CONSIGNE 1 >> Dans le passage sur Vadim Baranov, quel prix son père avait-il reçu ?
CONSIGNE 2 >> Reprenez le passage sur Vadim Baranov et sa famille à la suite de sa dernière phrase, et poursuivez-en le récit.

PASSAGE FOURNI >>
+===+

3 – Vadim Baranov passait ses étés chez son grand-père, un aristocrate déchu, passionné de chasse, descendant de membres de la garde du Tsar dont il avait fait lui-même partie. Malgré ses critiques du pouvoir bolchévique, cet homme excentrique qui parvenait par sa seule présence à recréer l’ambiance de la Russie d’antan traversa les années staliniennes sans encombre. Son fils en revanche, le père de Vadim, faisait preuve d’une totale soumission au pouvoir. Peut-être exprimait-il ainsi sa révolte d’adolescent.

Vadim Baranov avait appris une leçon de vie de son grand-père : nous ne savons ni ce qui est bien ni ce qui est mal pour nous. Mais nous pouvons librement décider du sens à donner aux choses qui arrivent. En cela, c’est au fond notre seule et unique force.

4 – Ce grand-père indépendant et érudit avait réussi à conserver la bibliothèque dont il avait hérité et faisait lire à son petit-fils des ouvrages choisis et en discutait avec lui. Curieusement, son père ne s’y opposait pas. Vadim passa ainsi une jeunesse heureuse, entre un grand-père fidèle à la Russie éternelle et un père fidèle au parti, à qui son statut conférait des privilèges comme l’accès aux magasins pour les hauts fonctionnaires. Mais qu’importait le régime, tsariste ou communiste, les Russes préfèrent toujours le statut à l’argent.

Quand Gorbatchev arriva, les valeurs sur lesquelles le père de Vadim avait construit sa vie disparurent et il tomba malade. Après avoir reçu le prix Lénine et mené une vie irréprochable, il était soulagé de ne plus devoir servir l’État, heureux de lire pour le plaisir, de discuter de philosophie et d’histoire avec son fils. Lorsqu’il mourut, il était prêt. Alors que des voitures de luxe encombraient les rues de Moscou, témoignant du changement d’époque, cet homme qui méritait les hommages du régime fut enterré comme un inconnu.

+===+

DONNÉES AFFICHÉES >>
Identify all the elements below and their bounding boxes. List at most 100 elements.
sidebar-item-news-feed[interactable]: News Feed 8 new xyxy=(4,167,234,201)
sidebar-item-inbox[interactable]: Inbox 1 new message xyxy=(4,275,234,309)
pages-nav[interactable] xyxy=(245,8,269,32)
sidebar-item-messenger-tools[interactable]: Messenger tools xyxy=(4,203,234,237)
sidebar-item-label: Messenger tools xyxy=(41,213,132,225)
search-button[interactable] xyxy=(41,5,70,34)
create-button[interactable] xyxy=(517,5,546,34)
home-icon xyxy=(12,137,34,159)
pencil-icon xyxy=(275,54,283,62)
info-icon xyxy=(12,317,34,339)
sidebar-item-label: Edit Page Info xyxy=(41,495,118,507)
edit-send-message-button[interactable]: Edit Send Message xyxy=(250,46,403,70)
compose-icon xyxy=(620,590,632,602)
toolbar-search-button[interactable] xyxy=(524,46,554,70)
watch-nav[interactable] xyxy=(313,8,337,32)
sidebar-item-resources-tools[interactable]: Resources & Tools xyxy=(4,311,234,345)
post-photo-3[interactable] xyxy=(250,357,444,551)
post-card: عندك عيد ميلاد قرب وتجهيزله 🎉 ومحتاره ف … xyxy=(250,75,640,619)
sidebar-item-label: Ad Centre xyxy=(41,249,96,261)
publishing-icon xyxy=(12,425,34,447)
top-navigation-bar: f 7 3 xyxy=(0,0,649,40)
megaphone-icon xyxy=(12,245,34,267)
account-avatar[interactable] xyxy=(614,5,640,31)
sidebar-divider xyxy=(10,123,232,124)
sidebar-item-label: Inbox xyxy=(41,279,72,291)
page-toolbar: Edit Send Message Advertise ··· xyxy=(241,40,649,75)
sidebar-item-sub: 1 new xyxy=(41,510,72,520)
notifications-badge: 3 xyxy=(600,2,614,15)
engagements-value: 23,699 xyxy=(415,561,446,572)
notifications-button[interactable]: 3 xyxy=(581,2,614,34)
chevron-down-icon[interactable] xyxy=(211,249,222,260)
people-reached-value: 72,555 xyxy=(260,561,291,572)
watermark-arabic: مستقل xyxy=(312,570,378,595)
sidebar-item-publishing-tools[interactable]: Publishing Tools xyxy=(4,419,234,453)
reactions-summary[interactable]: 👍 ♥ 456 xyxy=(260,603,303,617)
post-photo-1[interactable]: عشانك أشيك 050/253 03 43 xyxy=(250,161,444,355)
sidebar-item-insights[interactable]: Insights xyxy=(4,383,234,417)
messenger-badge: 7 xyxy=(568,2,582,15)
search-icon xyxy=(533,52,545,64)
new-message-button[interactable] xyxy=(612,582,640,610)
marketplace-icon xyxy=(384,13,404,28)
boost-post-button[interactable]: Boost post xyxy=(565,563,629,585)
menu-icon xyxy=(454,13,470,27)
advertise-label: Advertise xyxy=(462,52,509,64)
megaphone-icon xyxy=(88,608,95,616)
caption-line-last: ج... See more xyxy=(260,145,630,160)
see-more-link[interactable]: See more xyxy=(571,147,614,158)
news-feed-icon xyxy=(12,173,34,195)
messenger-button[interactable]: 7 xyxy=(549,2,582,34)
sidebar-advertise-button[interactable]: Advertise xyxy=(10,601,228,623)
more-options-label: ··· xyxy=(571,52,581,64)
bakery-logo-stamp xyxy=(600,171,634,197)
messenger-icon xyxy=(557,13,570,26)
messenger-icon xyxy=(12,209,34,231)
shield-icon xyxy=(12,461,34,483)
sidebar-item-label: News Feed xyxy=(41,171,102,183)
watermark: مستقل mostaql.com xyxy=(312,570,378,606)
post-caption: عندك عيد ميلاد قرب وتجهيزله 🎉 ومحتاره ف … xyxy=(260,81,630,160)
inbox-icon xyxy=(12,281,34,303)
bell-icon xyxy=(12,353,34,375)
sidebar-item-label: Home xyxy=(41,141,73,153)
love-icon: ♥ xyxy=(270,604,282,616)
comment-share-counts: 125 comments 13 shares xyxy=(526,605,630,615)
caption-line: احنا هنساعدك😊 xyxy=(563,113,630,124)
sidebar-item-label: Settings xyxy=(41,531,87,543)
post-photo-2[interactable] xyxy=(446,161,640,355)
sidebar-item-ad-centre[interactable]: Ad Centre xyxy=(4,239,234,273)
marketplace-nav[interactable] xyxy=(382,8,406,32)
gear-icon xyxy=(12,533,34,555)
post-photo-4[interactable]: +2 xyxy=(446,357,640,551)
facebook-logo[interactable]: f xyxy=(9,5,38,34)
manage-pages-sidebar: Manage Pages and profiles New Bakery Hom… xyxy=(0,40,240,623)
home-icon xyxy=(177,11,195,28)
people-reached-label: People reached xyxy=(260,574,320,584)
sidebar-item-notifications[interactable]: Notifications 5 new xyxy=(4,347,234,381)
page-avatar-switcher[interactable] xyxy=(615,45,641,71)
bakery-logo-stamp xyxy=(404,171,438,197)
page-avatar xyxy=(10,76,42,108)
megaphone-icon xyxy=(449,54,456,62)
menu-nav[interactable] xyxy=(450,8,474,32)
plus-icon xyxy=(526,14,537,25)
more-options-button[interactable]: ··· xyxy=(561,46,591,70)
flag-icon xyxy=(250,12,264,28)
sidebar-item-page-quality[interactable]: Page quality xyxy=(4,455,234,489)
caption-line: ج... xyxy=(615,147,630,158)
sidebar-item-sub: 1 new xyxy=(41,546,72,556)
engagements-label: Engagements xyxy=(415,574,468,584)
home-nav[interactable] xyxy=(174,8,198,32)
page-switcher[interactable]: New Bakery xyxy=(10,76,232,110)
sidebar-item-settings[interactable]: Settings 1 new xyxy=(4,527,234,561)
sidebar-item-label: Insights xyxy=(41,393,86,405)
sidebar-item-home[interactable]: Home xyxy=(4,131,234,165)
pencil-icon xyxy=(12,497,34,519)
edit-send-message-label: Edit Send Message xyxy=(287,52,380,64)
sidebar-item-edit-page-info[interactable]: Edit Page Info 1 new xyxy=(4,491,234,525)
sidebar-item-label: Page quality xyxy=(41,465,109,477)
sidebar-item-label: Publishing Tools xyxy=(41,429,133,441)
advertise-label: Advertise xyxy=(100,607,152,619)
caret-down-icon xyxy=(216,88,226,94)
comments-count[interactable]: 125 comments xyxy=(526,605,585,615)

+===+

RÉPONSE 1 >> Le prix Lénine.

RÉPONSE 2 >>
5 – Si Vadim avait écouté son père, il serait devenu diplomate. Mais dans cette Russie saturée d’énergie, traversée par un grand souffle de liberté, désormais ouverte à l’Occident, il se destina au théâtre. Lors d’une soirée, il rencontra Ksenia, une jeune fille intelligente et d’une beauté envoûtante, à qui la vie chaotique qu’elle partageait avec sa mère hippie n’avait pas appris à se projeter dans l’avenir et dont l’enthousiasme se tarissait aussi vite que ses violentes colères.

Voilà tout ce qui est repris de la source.